• [Set task]:
Give every line from the entries that contains "content".

(Dataset records)
[START]
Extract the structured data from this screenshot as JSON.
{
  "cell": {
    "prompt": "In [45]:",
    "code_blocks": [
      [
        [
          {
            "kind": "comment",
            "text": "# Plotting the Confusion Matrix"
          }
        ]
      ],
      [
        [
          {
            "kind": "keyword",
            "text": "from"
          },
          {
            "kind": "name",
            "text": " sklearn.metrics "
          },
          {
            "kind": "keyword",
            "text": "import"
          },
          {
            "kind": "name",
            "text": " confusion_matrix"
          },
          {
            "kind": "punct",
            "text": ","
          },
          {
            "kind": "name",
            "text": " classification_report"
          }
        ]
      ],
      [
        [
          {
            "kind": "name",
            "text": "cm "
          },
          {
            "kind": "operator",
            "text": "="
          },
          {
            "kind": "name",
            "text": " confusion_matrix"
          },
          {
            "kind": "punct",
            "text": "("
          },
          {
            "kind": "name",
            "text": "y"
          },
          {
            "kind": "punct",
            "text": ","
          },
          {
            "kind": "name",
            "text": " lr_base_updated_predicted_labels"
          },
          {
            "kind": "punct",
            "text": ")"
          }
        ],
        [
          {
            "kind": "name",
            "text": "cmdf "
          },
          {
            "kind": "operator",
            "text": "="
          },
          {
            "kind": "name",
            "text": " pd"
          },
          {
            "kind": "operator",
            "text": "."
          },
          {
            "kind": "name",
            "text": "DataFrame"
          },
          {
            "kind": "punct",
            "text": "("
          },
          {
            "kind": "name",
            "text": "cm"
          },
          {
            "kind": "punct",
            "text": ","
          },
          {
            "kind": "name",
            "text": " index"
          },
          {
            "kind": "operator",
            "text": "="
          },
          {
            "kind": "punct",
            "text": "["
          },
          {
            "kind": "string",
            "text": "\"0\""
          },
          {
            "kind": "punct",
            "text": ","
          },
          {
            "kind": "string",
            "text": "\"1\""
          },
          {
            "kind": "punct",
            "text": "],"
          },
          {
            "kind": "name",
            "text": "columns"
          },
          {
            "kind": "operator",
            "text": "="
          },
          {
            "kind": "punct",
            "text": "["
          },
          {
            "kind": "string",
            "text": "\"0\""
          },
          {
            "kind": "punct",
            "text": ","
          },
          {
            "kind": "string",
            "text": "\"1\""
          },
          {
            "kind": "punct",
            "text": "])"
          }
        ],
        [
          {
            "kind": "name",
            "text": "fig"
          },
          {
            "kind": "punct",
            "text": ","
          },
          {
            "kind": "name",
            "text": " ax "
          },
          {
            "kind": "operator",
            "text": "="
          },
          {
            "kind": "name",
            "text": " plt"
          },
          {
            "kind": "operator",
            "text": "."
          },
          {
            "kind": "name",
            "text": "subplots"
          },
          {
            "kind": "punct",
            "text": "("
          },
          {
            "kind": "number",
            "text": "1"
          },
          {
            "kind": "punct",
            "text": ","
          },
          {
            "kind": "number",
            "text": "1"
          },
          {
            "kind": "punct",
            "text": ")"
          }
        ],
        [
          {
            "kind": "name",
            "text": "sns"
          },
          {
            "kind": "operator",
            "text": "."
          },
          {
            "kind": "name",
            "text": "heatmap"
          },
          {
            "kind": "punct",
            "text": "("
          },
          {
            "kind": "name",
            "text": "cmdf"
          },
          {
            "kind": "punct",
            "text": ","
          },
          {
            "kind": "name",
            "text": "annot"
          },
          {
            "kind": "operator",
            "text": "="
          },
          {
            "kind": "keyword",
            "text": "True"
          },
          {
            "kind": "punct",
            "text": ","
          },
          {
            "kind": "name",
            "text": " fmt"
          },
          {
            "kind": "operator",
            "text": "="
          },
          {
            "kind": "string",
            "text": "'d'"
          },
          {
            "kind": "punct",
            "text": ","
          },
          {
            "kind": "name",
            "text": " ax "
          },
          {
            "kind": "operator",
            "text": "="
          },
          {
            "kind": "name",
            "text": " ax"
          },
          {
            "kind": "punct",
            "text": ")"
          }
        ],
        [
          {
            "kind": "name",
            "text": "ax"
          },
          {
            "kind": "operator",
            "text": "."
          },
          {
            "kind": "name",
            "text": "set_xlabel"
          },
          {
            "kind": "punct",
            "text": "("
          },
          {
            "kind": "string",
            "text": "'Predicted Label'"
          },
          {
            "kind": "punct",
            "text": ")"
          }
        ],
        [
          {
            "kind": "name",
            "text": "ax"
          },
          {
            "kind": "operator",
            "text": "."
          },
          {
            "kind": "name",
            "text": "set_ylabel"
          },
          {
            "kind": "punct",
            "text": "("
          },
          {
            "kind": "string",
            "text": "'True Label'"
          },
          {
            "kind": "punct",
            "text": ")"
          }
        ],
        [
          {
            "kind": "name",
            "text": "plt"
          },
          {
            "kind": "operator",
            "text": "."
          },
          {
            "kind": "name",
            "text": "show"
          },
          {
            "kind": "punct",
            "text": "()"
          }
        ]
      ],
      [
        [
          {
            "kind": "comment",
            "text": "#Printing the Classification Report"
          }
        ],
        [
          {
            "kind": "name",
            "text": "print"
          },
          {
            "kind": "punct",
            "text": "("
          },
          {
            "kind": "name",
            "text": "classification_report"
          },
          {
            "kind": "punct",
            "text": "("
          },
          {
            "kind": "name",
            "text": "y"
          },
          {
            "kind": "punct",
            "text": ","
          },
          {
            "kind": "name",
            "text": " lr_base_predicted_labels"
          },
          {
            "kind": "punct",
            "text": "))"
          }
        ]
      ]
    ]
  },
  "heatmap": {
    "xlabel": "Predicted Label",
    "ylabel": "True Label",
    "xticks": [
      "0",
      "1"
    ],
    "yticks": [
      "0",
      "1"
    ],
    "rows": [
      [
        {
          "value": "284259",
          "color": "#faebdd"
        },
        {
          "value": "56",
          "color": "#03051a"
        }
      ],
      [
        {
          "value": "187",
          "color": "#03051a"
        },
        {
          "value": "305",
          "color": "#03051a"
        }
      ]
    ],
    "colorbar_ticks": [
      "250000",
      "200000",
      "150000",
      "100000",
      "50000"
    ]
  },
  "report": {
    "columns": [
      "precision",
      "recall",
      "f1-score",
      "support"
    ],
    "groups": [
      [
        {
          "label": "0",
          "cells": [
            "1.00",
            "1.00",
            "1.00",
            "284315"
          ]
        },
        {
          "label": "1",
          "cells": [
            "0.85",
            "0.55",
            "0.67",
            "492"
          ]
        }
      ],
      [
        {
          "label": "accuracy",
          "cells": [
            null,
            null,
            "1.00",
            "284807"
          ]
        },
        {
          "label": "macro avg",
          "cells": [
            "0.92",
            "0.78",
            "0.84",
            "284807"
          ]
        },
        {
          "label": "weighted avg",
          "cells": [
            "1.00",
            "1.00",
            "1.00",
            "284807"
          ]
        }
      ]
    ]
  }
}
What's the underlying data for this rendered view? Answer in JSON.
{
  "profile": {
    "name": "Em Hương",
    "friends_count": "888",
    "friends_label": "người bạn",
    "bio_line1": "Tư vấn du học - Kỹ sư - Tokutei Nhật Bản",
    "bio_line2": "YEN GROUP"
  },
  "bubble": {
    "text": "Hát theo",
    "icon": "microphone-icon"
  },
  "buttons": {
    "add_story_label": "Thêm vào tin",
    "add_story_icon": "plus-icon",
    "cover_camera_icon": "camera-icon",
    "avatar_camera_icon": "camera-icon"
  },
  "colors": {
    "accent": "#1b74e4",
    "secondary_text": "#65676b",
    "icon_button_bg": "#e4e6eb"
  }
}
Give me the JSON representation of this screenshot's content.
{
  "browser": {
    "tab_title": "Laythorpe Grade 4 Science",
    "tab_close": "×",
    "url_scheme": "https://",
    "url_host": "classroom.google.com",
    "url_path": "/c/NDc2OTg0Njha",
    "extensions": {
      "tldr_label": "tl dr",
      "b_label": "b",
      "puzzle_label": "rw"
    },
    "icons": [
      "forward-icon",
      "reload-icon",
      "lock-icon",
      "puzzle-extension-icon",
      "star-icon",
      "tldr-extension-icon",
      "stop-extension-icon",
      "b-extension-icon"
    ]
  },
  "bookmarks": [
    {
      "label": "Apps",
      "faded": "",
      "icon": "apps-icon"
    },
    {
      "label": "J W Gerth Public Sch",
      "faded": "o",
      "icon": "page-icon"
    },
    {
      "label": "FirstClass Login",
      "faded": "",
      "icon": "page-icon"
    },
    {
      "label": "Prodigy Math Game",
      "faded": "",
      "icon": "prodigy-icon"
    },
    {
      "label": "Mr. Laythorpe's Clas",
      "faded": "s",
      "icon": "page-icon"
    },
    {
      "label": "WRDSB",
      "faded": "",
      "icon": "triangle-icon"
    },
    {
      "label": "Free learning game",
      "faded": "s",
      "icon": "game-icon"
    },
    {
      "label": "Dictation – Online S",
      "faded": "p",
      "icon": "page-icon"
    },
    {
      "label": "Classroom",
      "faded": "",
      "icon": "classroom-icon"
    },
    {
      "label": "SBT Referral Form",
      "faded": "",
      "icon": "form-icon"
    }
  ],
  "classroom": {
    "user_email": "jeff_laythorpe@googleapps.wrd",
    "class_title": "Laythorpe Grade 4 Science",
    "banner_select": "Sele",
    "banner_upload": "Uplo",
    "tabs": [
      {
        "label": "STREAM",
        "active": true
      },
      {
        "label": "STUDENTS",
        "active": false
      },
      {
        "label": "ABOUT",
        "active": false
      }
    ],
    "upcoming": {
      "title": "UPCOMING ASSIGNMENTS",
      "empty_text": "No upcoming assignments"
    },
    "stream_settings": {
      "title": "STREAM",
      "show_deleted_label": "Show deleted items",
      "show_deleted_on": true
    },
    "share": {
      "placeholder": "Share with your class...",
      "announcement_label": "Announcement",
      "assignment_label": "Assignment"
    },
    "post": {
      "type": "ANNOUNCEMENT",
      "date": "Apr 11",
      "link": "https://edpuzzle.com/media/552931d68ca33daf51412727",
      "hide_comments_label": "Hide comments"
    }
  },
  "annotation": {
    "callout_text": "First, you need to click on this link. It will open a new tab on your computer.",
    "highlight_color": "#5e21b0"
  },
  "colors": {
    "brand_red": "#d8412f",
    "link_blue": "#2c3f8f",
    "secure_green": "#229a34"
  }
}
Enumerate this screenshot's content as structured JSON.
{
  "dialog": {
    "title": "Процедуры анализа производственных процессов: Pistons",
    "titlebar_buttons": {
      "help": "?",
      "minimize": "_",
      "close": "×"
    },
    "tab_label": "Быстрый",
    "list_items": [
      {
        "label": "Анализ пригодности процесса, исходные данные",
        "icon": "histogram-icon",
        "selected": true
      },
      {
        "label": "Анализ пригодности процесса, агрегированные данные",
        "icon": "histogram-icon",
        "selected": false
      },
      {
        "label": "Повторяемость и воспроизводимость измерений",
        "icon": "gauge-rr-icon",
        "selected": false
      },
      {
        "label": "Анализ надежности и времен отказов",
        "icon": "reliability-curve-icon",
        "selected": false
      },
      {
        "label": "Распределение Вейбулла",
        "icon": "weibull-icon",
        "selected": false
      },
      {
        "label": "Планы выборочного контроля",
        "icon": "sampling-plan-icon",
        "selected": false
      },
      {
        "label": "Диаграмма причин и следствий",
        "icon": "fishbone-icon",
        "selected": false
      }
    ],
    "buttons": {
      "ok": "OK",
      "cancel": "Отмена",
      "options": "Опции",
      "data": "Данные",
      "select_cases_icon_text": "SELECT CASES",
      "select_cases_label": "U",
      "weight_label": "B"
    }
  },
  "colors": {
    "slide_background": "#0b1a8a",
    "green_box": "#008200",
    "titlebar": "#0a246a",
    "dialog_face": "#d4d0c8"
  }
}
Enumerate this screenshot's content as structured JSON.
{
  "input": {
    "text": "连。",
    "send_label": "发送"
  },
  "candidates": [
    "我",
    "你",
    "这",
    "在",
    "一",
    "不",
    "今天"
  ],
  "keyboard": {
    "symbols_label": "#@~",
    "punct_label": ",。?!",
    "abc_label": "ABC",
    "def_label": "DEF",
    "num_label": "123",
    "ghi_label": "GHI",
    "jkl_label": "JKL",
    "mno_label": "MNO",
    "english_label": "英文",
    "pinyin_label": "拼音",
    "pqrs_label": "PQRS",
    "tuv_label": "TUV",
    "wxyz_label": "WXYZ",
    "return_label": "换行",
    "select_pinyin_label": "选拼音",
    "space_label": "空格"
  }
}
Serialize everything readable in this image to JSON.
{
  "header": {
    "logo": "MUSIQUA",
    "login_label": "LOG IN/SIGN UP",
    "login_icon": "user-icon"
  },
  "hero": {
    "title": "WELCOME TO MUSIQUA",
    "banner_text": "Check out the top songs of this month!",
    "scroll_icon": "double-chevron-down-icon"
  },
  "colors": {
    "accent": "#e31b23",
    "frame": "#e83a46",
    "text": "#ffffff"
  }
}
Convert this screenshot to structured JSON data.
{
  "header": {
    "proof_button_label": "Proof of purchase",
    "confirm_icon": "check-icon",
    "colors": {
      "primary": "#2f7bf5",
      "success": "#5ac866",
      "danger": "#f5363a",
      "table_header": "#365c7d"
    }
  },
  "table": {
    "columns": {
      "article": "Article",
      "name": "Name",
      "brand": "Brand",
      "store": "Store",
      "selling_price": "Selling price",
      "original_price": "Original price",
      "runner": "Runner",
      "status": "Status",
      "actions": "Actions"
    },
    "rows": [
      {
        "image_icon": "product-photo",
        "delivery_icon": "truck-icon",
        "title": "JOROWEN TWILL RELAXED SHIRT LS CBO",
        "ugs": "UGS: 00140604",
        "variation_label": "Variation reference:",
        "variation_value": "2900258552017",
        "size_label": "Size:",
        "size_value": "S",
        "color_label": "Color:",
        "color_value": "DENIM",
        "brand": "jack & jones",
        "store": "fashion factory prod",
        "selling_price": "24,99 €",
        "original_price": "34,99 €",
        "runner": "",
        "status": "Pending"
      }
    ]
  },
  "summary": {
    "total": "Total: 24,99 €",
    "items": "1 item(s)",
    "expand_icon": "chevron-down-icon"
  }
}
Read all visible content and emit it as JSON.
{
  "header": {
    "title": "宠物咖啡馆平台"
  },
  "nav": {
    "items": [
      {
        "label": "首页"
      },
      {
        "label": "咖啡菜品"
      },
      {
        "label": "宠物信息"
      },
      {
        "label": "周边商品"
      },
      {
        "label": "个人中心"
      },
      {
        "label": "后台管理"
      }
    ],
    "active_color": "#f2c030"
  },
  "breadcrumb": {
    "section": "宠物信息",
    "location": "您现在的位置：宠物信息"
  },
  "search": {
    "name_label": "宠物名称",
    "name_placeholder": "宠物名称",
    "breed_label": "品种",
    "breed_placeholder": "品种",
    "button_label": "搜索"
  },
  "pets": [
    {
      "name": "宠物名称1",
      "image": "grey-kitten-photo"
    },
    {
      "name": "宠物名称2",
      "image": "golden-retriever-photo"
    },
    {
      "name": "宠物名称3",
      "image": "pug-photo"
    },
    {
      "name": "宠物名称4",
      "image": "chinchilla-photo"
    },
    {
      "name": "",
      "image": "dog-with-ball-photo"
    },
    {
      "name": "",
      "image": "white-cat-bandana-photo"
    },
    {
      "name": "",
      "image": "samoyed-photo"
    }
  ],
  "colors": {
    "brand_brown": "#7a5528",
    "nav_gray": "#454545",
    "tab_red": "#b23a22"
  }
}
[END]
• [Result of the exercise]:
Give me the JSON representation of this screenshot's content.
Enumerate this screenshot's content as structured JSON.
Enumerate this screenshot's content as structured JSON.
Read all visible content and emit it as JSON.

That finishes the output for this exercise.